** begin Information provided **
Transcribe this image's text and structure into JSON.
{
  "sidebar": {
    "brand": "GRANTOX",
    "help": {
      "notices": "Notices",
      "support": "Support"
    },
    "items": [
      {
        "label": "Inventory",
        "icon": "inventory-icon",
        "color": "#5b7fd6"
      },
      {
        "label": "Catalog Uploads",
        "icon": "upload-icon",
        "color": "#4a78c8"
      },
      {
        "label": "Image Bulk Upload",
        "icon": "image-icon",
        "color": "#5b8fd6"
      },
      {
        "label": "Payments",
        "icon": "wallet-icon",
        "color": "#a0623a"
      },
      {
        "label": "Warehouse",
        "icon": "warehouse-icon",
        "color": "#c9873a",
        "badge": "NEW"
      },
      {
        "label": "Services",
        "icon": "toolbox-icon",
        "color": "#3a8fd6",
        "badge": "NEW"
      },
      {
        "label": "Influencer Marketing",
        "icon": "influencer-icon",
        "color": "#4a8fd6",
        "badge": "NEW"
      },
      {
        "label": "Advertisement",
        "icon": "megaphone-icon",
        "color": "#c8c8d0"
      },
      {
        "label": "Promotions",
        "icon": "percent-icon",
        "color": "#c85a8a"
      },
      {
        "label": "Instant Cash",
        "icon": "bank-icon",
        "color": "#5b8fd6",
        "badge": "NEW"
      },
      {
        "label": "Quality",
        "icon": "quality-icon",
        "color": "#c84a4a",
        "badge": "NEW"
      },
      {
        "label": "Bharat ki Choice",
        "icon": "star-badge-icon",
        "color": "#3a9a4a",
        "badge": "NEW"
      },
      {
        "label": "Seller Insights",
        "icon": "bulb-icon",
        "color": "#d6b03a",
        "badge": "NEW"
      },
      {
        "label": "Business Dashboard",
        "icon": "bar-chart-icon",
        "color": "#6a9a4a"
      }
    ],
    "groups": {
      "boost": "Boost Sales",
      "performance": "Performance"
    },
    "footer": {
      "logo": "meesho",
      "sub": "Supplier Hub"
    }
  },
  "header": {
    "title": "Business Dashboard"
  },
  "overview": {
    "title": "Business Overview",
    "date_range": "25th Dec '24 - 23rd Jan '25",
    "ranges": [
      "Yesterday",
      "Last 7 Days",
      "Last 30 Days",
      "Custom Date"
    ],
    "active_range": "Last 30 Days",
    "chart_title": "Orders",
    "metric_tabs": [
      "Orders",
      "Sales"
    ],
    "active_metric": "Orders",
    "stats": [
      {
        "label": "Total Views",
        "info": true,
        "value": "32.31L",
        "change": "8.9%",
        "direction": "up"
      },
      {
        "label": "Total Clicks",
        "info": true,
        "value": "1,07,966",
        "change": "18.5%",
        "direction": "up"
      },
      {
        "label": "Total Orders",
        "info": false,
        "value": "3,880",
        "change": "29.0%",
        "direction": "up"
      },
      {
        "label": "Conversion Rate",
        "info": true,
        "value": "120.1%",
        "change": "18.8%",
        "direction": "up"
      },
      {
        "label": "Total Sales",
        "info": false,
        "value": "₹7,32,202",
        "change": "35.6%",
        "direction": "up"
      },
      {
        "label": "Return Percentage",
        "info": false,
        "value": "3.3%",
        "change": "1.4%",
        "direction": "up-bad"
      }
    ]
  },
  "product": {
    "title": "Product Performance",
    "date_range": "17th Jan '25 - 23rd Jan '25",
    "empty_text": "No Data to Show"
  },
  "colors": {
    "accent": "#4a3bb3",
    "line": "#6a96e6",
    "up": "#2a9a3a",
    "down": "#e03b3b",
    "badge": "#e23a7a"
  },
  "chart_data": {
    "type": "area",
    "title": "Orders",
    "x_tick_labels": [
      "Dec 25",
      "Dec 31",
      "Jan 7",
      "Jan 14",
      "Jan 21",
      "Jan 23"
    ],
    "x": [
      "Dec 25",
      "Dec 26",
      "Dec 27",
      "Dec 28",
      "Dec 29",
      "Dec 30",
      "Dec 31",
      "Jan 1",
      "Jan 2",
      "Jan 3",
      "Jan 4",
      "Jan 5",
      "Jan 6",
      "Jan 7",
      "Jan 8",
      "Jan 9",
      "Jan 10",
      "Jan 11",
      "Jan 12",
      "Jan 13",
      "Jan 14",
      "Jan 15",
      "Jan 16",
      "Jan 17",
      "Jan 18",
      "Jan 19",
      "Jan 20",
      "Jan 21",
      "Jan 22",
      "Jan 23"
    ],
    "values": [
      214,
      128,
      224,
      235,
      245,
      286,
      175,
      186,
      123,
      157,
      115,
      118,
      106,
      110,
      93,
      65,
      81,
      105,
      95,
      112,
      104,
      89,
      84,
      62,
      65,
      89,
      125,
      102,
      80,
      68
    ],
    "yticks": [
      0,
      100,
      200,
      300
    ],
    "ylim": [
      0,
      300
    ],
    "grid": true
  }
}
** end Information provided **
**What this task involves:** Check every line for "Orders" and show the ones that have it.

**Solved exercise:**
    "chart_title": "Orders",
      "Orders",
    "active_metric": "Orders",
        "label": "Total Orders",
    "title": "Orders",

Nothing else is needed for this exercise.